▶ _What the task requires_:
Would you please output the data exactly, omitting no line?

▶ _Supplied data_:
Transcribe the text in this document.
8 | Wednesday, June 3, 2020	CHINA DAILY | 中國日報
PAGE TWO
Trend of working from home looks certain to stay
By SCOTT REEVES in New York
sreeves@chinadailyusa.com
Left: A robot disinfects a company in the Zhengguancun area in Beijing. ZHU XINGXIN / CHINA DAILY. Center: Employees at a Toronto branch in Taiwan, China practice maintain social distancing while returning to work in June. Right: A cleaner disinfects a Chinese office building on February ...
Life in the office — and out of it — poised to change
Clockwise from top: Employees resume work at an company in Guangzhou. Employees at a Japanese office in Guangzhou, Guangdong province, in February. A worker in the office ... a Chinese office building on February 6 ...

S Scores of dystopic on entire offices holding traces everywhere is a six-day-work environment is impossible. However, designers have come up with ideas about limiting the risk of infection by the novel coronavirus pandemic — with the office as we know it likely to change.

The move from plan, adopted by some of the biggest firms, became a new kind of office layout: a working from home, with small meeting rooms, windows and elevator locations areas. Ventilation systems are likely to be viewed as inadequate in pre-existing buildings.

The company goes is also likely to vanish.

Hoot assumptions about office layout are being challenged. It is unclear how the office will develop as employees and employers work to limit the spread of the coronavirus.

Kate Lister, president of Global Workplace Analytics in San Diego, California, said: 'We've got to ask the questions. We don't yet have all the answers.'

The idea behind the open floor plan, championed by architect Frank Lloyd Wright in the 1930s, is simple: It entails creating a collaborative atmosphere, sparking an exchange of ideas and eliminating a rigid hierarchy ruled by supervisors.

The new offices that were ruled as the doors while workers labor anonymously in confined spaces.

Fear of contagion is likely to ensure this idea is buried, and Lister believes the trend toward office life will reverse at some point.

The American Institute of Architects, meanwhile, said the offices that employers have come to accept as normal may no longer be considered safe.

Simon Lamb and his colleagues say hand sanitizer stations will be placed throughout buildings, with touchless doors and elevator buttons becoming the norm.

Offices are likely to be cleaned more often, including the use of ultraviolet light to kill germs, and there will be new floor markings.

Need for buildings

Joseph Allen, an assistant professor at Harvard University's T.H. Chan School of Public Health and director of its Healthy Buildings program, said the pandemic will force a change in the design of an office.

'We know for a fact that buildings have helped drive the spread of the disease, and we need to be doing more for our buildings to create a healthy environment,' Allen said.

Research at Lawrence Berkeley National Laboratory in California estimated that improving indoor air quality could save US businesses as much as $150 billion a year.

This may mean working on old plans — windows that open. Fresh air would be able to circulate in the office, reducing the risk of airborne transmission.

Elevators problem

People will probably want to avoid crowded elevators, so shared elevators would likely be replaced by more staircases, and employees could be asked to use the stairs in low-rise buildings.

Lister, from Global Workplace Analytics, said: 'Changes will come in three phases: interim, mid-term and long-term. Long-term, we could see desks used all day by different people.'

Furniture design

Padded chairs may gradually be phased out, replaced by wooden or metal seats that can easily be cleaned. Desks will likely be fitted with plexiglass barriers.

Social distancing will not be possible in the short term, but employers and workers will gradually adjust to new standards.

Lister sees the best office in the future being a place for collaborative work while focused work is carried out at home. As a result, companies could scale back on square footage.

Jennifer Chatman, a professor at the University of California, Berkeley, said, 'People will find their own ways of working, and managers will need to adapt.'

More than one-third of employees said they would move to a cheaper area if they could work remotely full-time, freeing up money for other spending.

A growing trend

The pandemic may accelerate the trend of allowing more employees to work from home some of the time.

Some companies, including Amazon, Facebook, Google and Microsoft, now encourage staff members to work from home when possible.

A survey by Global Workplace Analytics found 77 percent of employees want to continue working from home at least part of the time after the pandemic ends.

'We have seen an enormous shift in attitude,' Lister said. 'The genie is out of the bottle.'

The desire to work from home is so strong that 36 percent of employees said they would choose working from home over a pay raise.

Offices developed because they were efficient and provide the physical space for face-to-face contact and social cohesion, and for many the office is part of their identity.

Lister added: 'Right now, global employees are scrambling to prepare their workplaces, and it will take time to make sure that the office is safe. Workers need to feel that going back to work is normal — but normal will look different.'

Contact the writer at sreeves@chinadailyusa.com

▶ _Exercise solution_:
Transcribe the text in this document.
8 | Wednesday, June 3, 2020	CHINA DAILY | 中國日報
PAGE TWO
Trend of working from home looks certain to stay
By SCOTT REEVES in New York
sreeves@chinadailyusa.com
Left: A robot disinfects a company in the Zhengguancun area in Beijing. ZHU XINGXIN / CHINA DAILY. Center: Employees at a Toronto branch in Taiwan, China practice maintain social distancing while returning to work in June. Right: A cleaner disinfects a Chinese office building on February ...
Life in the office — and out of it — poised to change
Clockwise from top: Employees resume work at an company in Guangzhou. Employees at a Japanese office in Guangzhou, Guangdong province, in February. A worker in the office ... a Chinese office building on February 6 ...

S Scores of dystopic on entire offices holding traces everywhere is a six-day-work environment is impossible. However, designers have come up with ideas about limiting the risk of infection by the novel coronavirus pandemic — with the office as we know it likely to change.

The move from plan, adopted by some of the biggest firms, became a new kind of office layout: a working from home, with small meeting rooms, windows and elevator locations areas. Ventilation systems are likely to be viewed as inadequate in pre-existing buildings.

The company goes is also likely to vanish.

Hoot assumptions about office layout are being challenged. It is unclear how the office will develop as employees and employers work to limit the spread of the coronavirus.

Kate Lister, president of Global Workplace Analytics in San Diego, California, said: 'We've got to ask the questions. We don't yet have all the answers.'

The idea behind the open floor plan, championed by architect Frank Lloyd Wright in the 1930s, is simple: It entails creating a collaborative atmosphere, sparking an exchange of ideas and eliminating a rigid hierarchy ruled by supervisors.

The new offices that were ruled as the doors while workers labor anonymously in confined spaces.

Fear of contagion is likely to ensure this idea is buried, and Lister believes the trend toward office life will reverse at some point.

The American Institute of Architects, meanwhile, said the offices that employers have come to accept as normal may no longer be considered safe.

Simon Lamb and his colleagues say hand sanitizer stations will be placed throughout buildings, with touchless doors and elevator buttons becoming the norm.

Offices are likely to be cleaned more often, including the use of ultraviolet light to kill germs, and there will be new floor markings.

Need for buildings

Joseph Allen, an assistant professor at Harvard University's T.H. Chan School of Public Health and director of its Healthy Buildings program, said the pandemic will force a change in the design of an office.

'We know for a fact that buildings have helped drive the spread of the disease, and we need to be doing more for our buildings to create a healthy environment,' Allen said.

Research at Lawrence Berkeley National Laboratory in California estimated that improving indoor air quality could save US businesses as much as $150 billion a year.

This may mean working on old plans — windows that open. Fresh air would be able to circulate in the office, reducing the risk of airborne transmission.

Elevators problem

People will probably want to avoid crowded elevators, so shared elevators would likely be replaced by more staircases, and employees could be asked to use the stairs in low-rise buildings.

Lister, from Global Workplace Analytics, said: 'Changes will come in three phases: interim, mid-term and long-term. Long-term, we could see desks used all day by different people.'

Furniture design

Padded chairs may gradually be phased out, replaced by wooden or metal seats that can easily be cleaned. Desks will likely be fitted with plexiglass barriers.

Social distancing will not be possible in the short term, but employers and workers will gradually adjust to new standards.

Lister sees the best office in the future being a place for collaborative work while focused work is carried out at home. As a result, companies could scale back on square footage.

Jennifer Chatman, a professor at the University of California, Berkeley, said, 'People will find their own ways of working, and managers will need to adapt.'

More than one-third of employees said they would move to a cheaper area if they could work remotely full-time, freeing up money for other spending.

A growing trend

The pandemic may accelerate the trend of allowing more employees to work from home some of the time.

Some companies, including Amazon, Facebook, Google and Microsoft, now encourage staff members to work from home when possible.

A survey by Global Workplace Analytics found 77 percent of employees want to continue working from home at least part of the time after the pandemic ends.

'We have seen an enormous shift in attitude,' Lister said. 'The genie is out of the bottle.'

The desire to work from home is so strong that 36 percent of employees said they would choose working from home over a pay raise.

Offices developed because they were efficient and provide the physical space for face-to-face contact and social cohesion, and for many the office is part of their identity.

Lister added: 'Right now, global employees are scrambling to prepare their workplaces, and it will take time to make sure that the office is safe. Workers need to feel that going back to work is normal — but normal will look different.'

Contact the writer at sreeves@chinadailyusa.com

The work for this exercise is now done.